### Data supplied:
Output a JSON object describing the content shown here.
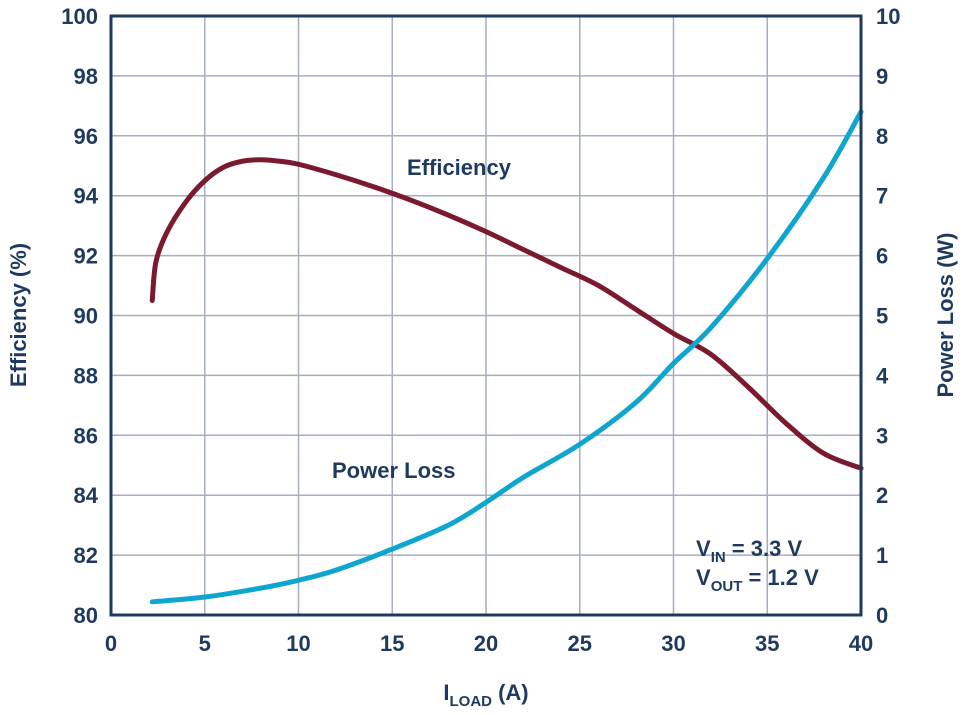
{
  "chart_data": {
    "type": "line",
    "x_axis": {
      "label_main": "I",
      "label_sub": "LOAD",
      "label_unit": " (A)",
      "range": [
        0,
        40
      ],
      "ticks": [
        0,
        5,
        10,
        15,
        20,
        25,
        30,
        35,
        40
      ]
    },
    "y_left_axis": {
      "label": "Efficiency (%)",
      "range": [
        80,
        100
      ],
      "ticks": [
        80,
        82,
        84,
        86,
        88,
        90,
        92,
        94,
        96,
        98,
        100
      ]
    },
    "y_right_axis": {
      "label": "Power Loss (W)",
      "range": [
        0,
        10
      ],
      "ticks": [
        0,
        1,
        2,
        3,
        4,
        5,
        6,
        7,
        8,
        9,
        10
      ]
    },
    "grid": true,
    "series": [
      {
        "name": "Efficiency",
        "axis": "left",
        "color": "#7b1a2e",
        "x": [
          2.2,
          2.4,
          3,
          4,
          5,
          6,
          7,
          8,
          9,
          10,
          12,
          14,
          16,
          18,
          20,
          22,
          24,
          26,
          28,
          30,
          32,
          34,
          36,
          38,
          40
        ],
        "y": [
          90.5,
          91.8,
          92.8,
          93.8,
          94.5,
          94.95,
          95.15,
          95.2,
          95.15,
          95.05,
          94.7,
          94.3,
          93.85,
          93.35,
          92.8,
          92.2,
          91.6,
          91.0,
          90.2,
          89.4,
          88.7,
          87.6,
          86.4,
          85.4,
          84.9
        ]
      },
      {
        "name": "Power Loss",
        "axis": "right",
        "color": "#0ea5cf",
        "x": [
          2.2,
          5,
          8,
          10,
          12,
          15,
          18,
          20,
          22,
          25,
          28,
          30,
          32,
          35,
          38,
          40
        ],
        "y": [
          0.22,
          0.3,
          0.45,
          0.58,
          0.75,
          1.1,
          1.5,
          1.88,
          2.3,
          2.85,
          3.55,
          4.2,
          4.8,
          5.95,
          7.3,
          8.4
        ]
      }
    ],
    "annotations": {
      "vin_main": "V",
      "vin_sub": "IN",
      "vin_value": " = 3.3 V",
      "vout_main": "V",
      "vout_sub": "OUT",
      "vout_value": " = 1.2 V"
    }
  }
}
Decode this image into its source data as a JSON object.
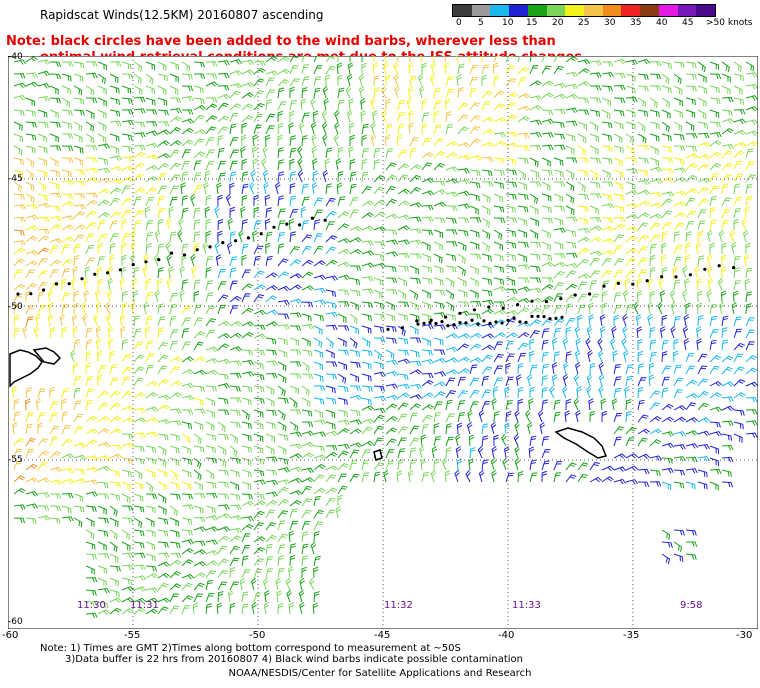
{
  "title": "Rapidscat Winds(12.5KM) 20160807 ascending",
  "note": {
    "line1": "Note: black circles have been added to the wind barbs, wherever less than",
    "line2": "optimal wind retrieval conditions are met due to the ISS attitude changes."
  },
  "legend": {
    "colors": [
      "#3c3c3c",
      "#9a9a9a",
      "#1ab8ec",
      "#2323d6",
      "#19a319",
      "#79d65a",
      "#f2f21a",
      "#f2c54a",
      "#f28c19",
      "#ee2424",
      "#8c3c14",
      "#e61ae6",
      "#7a1ab8",
      "#4a0a8c"
    ],
    "labels": [
      "0",
      "5",
      "10",
      "15",
      "20",
      "25",
      "30",
      "35",
      "40",
      "45",
      ">50 knots"
    ]
  },
  "lat_labels": [
    "-40",
    "-45",
    "-50",
    "-55",
    "-60"
  ],
  "lon_labels": [
    "-60",
    "-55",
    "-50",
    "-45",
    "-40",
    "-35",
    "-30"
  ],
  "times": [
    "11:30",
    "11:31",
    "11:32",
    "11:33",
    "9:58"
  ],
  "footnote": {
    "line1": "Note: 1) Times are GMT 2)Times along bottom correspond to measurement at ~50S",
    "line2": "3)Data buffer is 22 hrs from 20160807 4) Black wind barbs indicate possible contamination"
  },
  "credit": "NOAA/NESDIS/Center for Satellite Applications and Research"
}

### Problem requirements:
Quote the data exactly, leaving every image out of the copy.

### Written solution:
Output a JSON object describing the content shown here.
{
  "chart_data": {
    "type": "line",
    "x_axis": {
      "label_main": "I",
      "label_sub": "LOAD",
      "label_unit": " (A)",
      "range": [
        0,
        40
      ],
      "ticks": [
        0,
        5,
        10,
        15,
        20,
        25,
        30,
        35,
        40
      ]
    },
    "y_left_axis": {
      "label": "Efficiency (%)",
      "range": [
        80,
        100
      ],
      "ticks": [
        80,
        82,
        84,
        86,
        88,
        90,
        92,
        94,
        96,
        98,
        100
      ]
    },
    "y_right_axis": {
      "label": "Power Loss (W)",
      "range": [
        0,
        10
      ],
      "ticks": [
        0,
        1,
        2,
        3,
        4,
        5,
        6,
        7,
        8,
        9,
        10
      ]
    },
    "grid": true,
    "series": [
      {
        "name": "Efficiency",
        "axis": "left",
        "color": "#7b1a2e",
        "x": [
          2.2,
          2.4,
          3,
          4,
          5,
          6,
          7,
          8,
          9,
          10,
          12,
          14,
          16,
          18,
          20,
          22,
          24,
          26,
          28,
          30,
          32,
          34,
          36,
          38,
          40
        ],
        "y": [
          90.5,
          91.8,
          92.8,
          93.8,
          94.5,
          94.95,
          95.15,
          95.2,
          95.15,
          95.05,
          94.7,
          94.3,
          93.85,
          93.35,
          92.8,
          92.2,
          91.6,
          91.0,
          90.2,
          89.4,
          88.7,
          87.6,
          86.4,
          85.4,
          84.9
        ]
      },
      {
        "name": "Power Loss",
        "axis": "right",
        "color": "#0ea5cf",
        "x": [
          2.2,
          5,
          8,
          10,
          12,
          15,
          18,
          20,
          22,
          25,
          28,
          30,
          32,
          35,
          38,
          40
        ],
        "y": [
          0.22,
          0.3,
          0.45,
          0.58,
          0.75,
          1.1,
          1.5,
          1.88,
          2.3,
          2.85,
          3.55,
          4.2,
          4.8,
          5.95,
          7.3,
          8.4
        ]
      }
    ],
    "annotations": {
      "vin_main": "V",
      "vin_sub": "IN",
      "vin_value": " = 3.3 V",
      "vout_main": "V",
      "vout_sub": "OUT",
      "vout_value": " = 1.2 V"
    }
  }
}
Decode this image into its source data as a JSON object.
{
  "title": "Rapidscat Winds(12.5KM) 20160807 ascending",
  "note": {
    "line1": "Note: black circles have been added to the wind barbs, wherever less than",
    "line2": "optimal wind retrieval conditions are met due to the ISS attitude changes."
  },
  "legend": {
    "colors": [
      "#3c3c3c",
      "#9a9a9a",
      "#1ab8ec",
      "#2323d6",
      "#19a319",
      "#79d65a",
      "#f2f21a",
      "#f2c54a",
      "#f28c19",
      "#ee2424",
      "#8c3c14",
      "#e61ae6",
      "#7a1ab8",
      "#4a0a8c"
    ],
    "labels": [
      "0",
      "5",
      "10",
      "15",
      "20",
      "25",
      "30",
      "35",
      "40",
      "45",
      ">50 knots"
    ]
  },
  "lat_labels": [
    "-40",
    "-45",
    "-50",
    "-55",
    "-60"
  ],
  "lon_labels": [
    "-60",
    "-55",
    "-50",
    "-45",
    "-40",
    "-35",
    "-30"
  ],
  "times": [
    "11:30",
    "11:31",
    "11:32",
    "11:33",
    "9:58"
  ],
  "footnote": {
    "line1": "Note: 1) Times are GMT 2)Times along bottom correspond to measurement at ~50S",
    "line2": "3)Data buffer is 22 hrs from 20160807 4) Black wind barbs indicate possible contamination"
  },
  "credit": "NOAA/NESDIS/Center for Satellite Applications and Research"
}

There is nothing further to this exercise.